begin Data shown

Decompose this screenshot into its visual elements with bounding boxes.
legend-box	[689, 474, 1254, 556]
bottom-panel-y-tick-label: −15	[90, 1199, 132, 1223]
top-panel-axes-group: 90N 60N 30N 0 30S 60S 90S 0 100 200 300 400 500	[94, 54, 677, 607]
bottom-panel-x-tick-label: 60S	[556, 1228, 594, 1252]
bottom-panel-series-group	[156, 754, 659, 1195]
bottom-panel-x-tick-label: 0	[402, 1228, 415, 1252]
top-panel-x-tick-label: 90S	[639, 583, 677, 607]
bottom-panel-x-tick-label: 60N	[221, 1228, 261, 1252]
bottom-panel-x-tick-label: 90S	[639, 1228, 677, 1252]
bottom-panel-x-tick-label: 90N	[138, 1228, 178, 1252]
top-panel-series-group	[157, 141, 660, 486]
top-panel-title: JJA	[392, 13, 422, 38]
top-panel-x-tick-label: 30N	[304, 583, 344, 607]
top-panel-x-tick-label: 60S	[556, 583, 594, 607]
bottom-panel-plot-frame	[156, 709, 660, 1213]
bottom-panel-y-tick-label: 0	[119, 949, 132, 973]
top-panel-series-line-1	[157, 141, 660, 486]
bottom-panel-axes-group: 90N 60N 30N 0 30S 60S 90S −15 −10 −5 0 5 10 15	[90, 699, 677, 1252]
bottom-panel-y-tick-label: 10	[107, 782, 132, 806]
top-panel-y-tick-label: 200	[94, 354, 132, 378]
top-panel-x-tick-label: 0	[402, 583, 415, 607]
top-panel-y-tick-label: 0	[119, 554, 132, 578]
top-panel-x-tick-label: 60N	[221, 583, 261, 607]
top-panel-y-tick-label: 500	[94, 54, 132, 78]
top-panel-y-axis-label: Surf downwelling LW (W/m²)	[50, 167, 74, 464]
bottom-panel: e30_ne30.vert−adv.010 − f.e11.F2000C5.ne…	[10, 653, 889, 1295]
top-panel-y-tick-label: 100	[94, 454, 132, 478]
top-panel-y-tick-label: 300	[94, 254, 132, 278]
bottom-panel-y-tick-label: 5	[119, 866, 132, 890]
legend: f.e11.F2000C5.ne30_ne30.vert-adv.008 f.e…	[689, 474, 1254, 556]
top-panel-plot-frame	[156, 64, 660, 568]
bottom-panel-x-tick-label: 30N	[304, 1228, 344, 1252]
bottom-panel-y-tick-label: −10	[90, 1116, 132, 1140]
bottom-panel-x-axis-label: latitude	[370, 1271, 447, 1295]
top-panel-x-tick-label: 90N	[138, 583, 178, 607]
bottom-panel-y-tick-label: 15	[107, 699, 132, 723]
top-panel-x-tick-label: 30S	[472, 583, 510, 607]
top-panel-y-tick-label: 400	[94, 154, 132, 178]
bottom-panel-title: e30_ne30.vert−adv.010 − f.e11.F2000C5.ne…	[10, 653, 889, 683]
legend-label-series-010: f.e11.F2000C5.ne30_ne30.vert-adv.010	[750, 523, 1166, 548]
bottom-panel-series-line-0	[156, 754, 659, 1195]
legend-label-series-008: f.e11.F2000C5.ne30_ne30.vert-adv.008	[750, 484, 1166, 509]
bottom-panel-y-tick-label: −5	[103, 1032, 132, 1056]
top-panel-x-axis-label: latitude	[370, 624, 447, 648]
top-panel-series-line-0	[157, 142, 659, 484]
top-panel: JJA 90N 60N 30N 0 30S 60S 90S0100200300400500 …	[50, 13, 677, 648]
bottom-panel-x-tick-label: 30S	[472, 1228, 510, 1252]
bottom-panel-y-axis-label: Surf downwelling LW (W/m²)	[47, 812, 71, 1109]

end Data shown

Can you reproduce the material verbatim, starting at its first line and ending at the line that contains "583, 677, 607]", with both of those lines included?

Decompose this screenshot into its visual elements with bounding boxes.
legend-box	[689, 474, 1254, 556]
bottom-panel-y-tick-label: −15	[90, 1199, 132, 1223]
top-panel-axes-group: 90N 60N 30N 0 30S 60S 90S 0 100 200 300 400 500	[94, 54, 677, 607]
bottom-panel-x-tick-label: 60S	[556, 1228, 594, 1252]
bottom-panel-series-group	[156, 754, 659, 1195]
bottom-panel-x-tick-label: 0	[402, 1228, 415, 1252]
top-panel-x-tick-label: 90S	[639, 583, 677, 607]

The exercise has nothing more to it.